INSTRUCTIONS TO FOLLOW —
For the data below, work out how many lines contain the word "JSON" and supply only that number.

ITEMS —

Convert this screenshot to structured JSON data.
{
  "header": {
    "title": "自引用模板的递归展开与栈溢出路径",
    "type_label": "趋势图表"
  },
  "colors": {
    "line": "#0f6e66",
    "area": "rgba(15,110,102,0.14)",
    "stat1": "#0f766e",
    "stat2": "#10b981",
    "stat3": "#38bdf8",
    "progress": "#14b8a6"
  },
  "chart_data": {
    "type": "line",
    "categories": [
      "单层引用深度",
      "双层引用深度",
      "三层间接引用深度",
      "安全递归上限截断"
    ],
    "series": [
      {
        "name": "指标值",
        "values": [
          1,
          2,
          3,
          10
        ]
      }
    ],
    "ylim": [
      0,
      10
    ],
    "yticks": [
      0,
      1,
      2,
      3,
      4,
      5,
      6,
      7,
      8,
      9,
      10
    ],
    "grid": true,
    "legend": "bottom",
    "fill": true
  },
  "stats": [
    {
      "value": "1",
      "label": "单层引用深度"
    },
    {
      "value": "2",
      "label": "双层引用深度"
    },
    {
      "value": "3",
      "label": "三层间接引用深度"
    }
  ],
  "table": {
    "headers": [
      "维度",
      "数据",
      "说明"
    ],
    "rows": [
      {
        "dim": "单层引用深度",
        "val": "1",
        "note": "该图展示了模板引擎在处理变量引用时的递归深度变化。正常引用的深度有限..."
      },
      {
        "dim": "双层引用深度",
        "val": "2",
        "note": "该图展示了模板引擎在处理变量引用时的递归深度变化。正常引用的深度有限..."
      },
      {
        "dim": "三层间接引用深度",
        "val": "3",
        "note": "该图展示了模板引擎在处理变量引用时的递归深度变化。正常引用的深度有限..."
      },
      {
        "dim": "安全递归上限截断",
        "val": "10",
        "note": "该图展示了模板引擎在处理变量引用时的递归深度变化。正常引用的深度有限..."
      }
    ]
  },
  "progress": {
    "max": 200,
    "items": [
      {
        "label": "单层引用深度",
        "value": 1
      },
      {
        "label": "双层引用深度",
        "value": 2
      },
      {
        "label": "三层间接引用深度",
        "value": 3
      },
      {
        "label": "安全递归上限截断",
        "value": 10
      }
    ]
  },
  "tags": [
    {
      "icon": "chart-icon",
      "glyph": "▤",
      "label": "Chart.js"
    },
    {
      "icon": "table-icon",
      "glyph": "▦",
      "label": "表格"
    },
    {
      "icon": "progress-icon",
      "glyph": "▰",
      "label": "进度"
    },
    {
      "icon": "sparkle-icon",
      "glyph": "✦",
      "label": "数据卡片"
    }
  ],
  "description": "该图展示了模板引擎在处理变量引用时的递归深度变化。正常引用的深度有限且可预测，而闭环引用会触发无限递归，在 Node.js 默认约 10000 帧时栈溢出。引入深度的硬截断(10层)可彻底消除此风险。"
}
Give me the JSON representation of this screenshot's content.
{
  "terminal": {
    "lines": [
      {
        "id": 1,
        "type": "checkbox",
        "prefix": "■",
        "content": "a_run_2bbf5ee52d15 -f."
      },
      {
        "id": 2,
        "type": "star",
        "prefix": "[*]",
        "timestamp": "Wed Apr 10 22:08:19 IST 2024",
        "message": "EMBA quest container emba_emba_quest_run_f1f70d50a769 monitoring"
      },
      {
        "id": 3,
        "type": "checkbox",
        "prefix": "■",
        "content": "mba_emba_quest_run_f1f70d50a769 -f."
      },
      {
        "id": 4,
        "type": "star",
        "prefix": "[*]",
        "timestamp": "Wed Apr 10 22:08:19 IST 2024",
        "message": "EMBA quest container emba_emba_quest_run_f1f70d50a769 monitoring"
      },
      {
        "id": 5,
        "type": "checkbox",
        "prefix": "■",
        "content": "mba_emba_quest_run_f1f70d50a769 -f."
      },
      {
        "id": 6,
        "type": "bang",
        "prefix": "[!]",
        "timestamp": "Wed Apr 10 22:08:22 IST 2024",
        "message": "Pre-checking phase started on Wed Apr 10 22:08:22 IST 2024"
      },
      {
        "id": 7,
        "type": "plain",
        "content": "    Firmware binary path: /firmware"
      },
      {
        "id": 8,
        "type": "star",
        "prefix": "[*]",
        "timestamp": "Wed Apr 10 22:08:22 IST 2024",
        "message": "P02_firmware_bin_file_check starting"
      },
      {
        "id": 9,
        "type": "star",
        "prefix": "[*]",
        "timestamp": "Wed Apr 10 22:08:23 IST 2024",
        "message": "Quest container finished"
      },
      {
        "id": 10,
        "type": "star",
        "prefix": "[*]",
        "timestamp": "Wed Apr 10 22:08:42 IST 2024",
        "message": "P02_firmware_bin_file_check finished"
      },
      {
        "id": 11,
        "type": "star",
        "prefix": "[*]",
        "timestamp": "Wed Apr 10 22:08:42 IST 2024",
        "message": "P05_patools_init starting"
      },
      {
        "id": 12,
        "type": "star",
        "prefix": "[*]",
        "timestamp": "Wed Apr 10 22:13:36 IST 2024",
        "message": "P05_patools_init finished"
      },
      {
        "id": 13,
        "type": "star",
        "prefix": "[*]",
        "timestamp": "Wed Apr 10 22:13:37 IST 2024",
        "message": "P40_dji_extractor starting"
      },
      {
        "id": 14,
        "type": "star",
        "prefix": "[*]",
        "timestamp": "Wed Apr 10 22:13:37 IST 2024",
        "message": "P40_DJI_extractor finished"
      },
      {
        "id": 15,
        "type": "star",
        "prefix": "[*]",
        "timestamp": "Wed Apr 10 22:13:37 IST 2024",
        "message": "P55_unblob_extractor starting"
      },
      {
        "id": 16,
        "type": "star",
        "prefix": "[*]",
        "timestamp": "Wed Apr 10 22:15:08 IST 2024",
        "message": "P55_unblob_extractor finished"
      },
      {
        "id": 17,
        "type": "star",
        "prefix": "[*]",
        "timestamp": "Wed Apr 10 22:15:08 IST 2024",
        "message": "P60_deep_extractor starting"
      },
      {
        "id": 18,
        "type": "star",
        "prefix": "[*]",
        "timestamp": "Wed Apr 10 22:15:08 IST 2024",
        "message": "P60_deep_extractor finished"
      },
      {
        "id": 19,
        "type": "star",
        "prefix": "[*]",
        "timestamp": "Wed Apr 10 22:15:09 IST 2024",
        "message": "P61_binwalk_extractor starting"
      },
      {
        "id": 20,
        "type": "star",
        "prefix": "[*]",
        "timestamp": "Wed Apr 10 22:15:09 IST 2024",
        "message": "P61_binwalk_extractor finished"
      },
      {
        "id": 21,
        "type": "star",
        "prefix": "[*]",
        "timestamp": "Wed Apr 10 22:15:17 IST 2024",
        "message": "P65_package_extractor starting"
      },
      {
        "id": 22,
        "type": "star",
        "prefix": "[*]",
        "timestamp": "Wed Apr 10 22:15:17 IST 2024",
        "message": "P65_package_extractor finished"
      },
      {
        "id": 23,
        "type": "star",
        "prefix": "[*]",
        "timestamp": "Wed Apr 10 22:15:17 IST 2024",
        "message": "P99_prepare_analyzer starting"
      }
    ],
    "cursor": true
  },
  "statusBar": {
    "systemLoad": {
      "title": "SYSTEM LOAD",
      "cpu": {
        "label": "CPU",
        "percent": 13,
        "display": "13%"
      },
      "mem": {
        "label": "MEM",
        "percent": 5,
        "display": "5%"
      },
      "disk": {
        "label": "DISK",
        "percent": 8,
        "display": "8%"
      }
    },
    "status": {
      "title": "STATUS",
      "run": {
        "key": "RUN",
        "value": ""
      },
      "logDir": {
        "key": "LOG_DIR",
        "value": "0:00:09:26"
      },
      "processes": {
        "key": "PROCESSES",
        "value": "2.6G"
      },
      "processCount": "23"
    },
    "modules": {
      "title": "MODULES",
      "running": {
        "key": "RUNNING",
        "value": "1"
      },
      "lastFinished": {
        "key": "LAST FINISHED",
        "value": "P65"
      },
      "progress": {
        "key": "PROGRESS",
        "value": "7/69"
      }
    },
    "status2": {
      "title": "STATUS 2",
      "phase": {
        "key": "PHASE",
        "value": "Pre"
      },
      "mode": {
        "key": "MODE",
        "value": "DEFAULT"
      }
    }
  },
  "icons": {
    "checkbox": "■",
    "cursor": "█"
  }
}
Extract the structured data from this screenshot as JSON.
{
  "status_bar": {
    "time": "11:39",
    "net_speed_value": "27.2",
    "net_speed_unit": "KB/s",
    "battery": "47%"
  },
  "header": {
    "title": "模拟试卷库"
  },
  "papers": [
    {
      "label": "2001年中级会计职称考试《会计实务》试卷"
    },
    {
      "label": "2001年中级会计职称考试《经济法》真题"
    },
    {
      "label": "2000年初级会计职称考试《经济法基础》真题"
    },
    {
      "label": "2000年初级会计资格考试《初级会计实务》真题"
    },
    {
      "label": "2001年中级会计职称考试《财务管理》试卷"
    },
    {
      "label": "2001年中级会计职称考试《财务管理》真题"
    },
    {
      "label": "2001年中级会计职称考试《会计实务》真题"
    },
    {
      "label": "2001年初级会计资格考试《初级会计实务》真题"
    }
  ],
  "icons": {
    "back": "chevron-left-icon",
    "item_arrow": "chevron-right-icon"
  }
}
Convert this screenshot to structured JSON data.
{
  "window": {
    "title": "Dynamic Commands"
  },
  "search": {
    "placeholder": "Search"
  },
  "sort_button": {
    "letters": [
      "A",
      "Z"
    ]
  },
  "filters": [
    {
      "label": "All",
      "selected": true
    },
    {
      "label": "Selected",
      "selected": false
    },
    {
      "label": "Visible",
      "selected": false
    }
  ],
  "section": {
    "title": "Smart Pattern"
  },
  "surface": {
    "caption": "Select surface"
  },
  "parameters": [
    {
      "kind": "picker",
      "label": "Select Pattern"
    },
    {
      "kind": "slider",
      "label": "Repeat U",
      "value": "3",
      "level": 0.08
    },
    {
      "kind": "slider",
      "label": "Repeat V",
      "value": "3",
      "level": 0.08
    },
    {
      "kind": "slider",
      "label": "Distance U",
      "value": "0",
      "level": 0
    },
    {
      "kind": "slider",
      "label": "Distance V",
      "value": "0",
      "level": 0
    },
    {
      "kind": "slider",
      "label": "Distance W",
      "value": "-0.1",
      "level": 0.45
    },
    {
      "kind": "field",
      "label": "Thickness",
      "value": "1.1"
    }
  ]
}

CORRECT OUTPUT —
4